[Data listing]
● ● ● ● ● ● ●
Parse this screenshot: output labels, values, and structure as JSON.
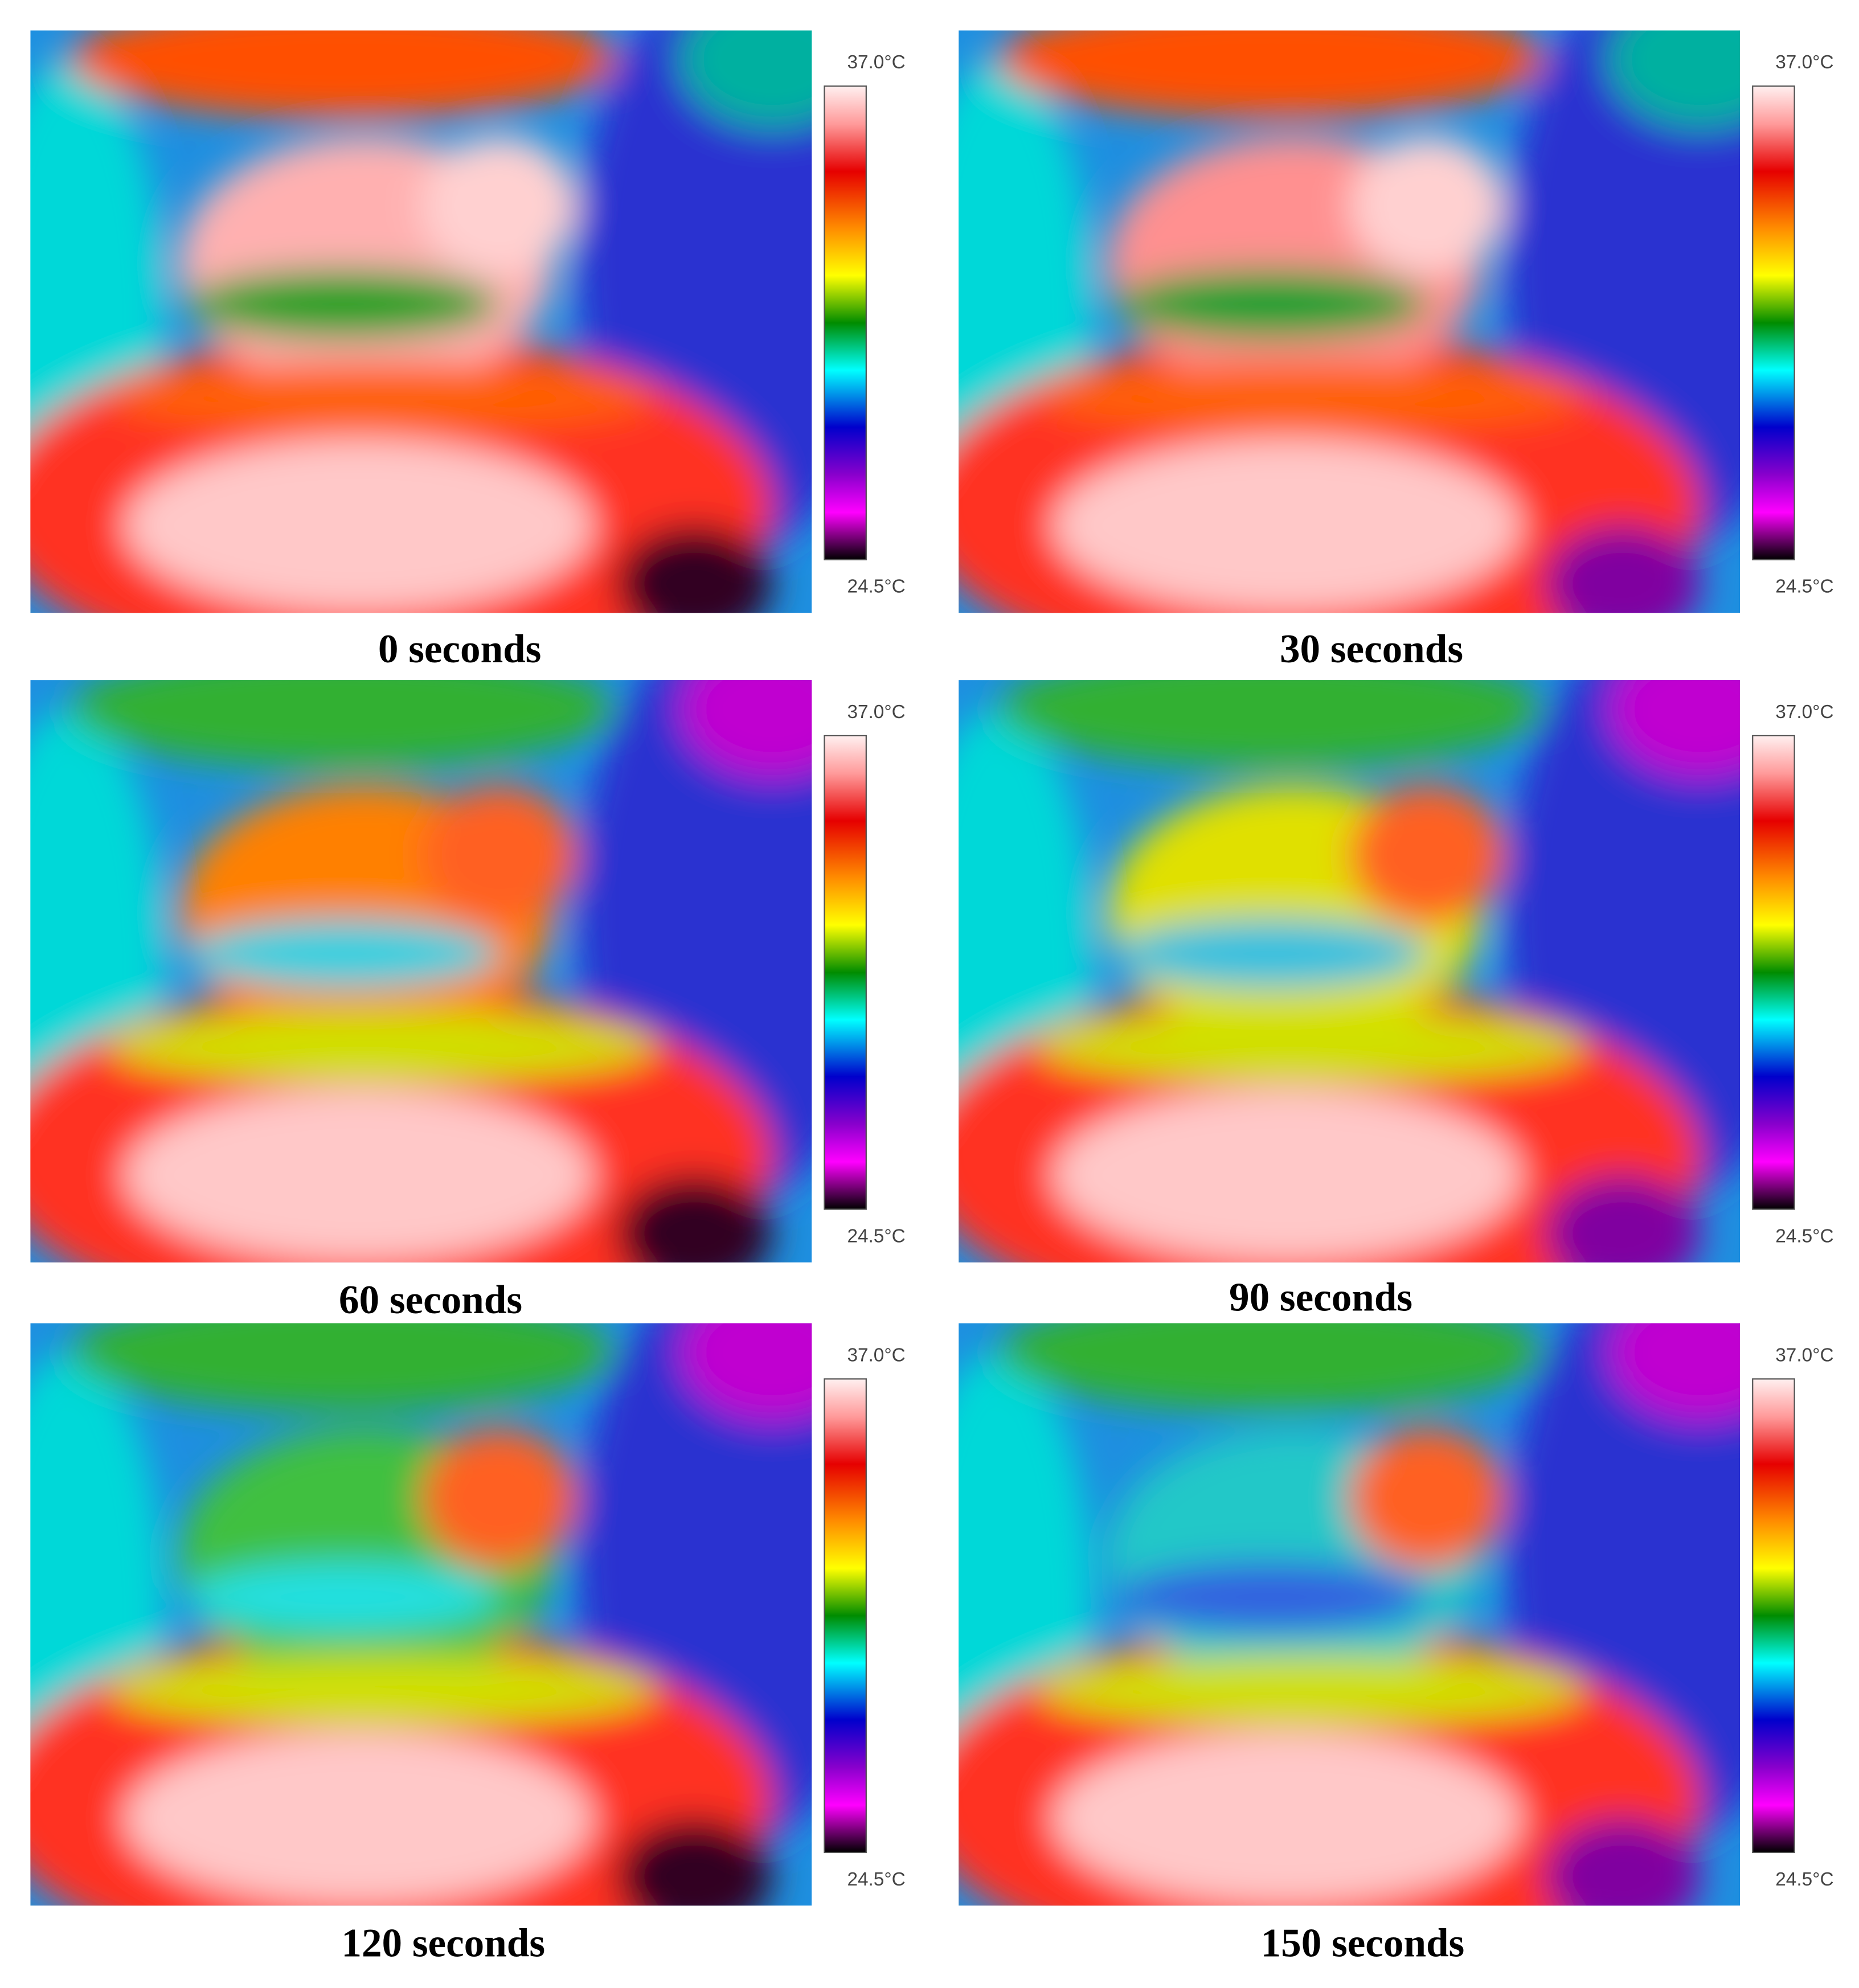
{
  "panels": [
    {
      "caption": "0 seconds",
      "scale_max": "37.0°C",
      "scale_min": "24.5°C"
    },
    {
      "caption": "30 seconds",
      "scale_max": "37.0°C",
      "scale_min": "24.5°C"
    },
    {
      "caption": "60 seconds",
      "scale_max": "37.0°C",
      "scale_min": "24.5°C"
    },
    {
      "caption": "90 seconds",
      "scale_max": "37.0°C",
      "scale_min": "24.5°C"
    },
    {
      "caption": "120 seconds",
      "scale_max": "37.0°C",
      "scale_min": "24.5°C"
    },
    {
      "caption": "150 seconds",
      "scale_max": "37.0°C",
      "scale_min": "24.5°C"
    }
  ]
}
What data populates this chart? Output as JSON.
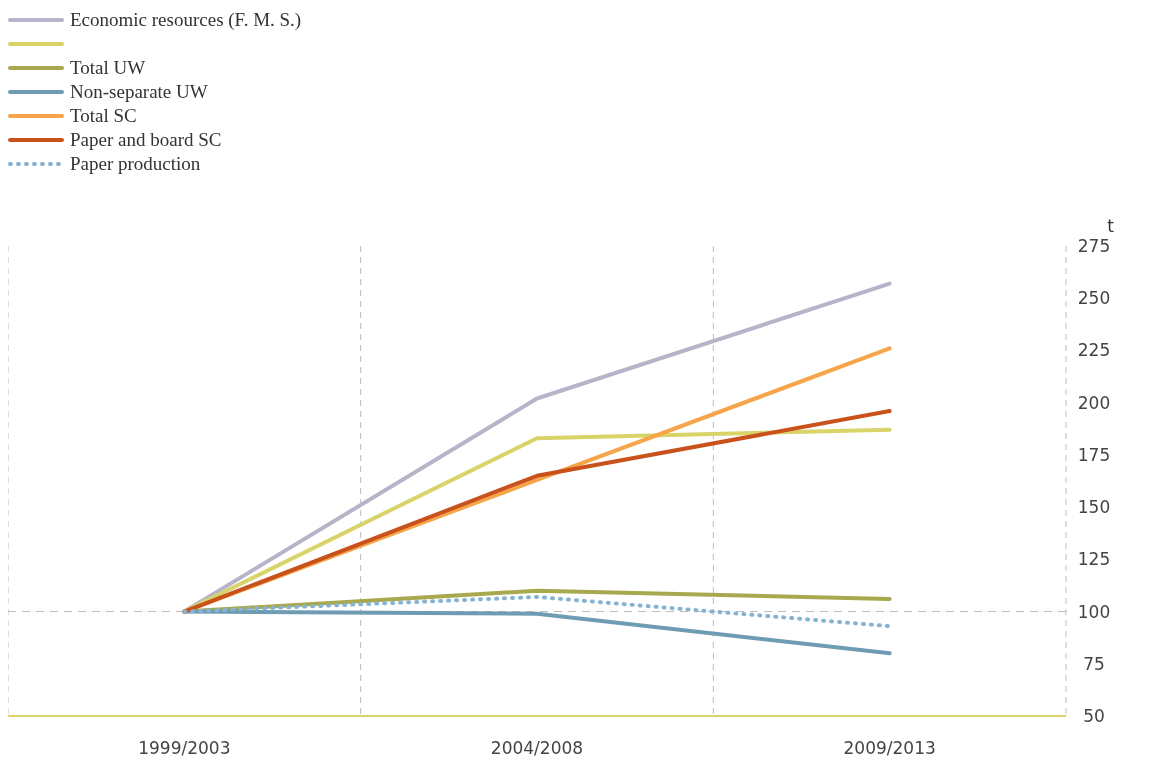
{
  "chart_data": {
    "type": "line",
    "ylabel": "t",
    "categories": [
      "1999/2003",
      "2004/2008",
      "2009/2013"
    ],
    "series": [
      {
        "name": "Economic resources (F. M. S.)",
        "color": "#b9b3c9",
        "values": [
          100,
          202,
          257
        ]
      },
      {
        "color": "#d9d46a",
        "values": [
          100,
          183,
          187
        ]
      },
      {
        "name": "Total UW",
        "color": "#a8a84e",
        "values": [
          100,
          110,
          106
        ]
      },
      {
        "name": "Non-separate UW",
        "color": "#6f9cb3",
        "values": [
          100,
          99,
          80
        ]
      },
      {
        "name": "Total SC",
        "color": "#f6a54a",
        "values": [
          100,
          163,
          226
        ]
      },
      {
        "name": "Paper and board SC",
        "color": "#c9521c",
        "values": [
          100,
          165,
          196
        ]
      },
      {
        "name": "Paper production",
        "color": "#86b3d3",
        "values": [
          100,
          107,
          93
        ],
        "line_style": "dotted"
      }
    ],
    "ylim": [
      50,
      275
    ],
    "yticks": [
      50,
      75,
      100,
      125,
      150,
      175,
      200,
      225,
      250,
      275
    ],
    "grid": "x",
    "legend": "top left",
    "marker": "none",
    "ref_lines": [
      {
        "axis": "y",
        "value": 100,
        "color": "#bbbbbb",
        "line_style": "dashed"
      }
    ]
  }
}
● ● ● ● ● ● ●
From the data above, copy out every line with the string "caption" in it.

      "caption": "0 seconds",
      "caption": "30 seconds",
      "caption": "60 seconds",
      "caption": "90 seconds",
      "caption": "120 seconds",
      "caption": "150 seconds",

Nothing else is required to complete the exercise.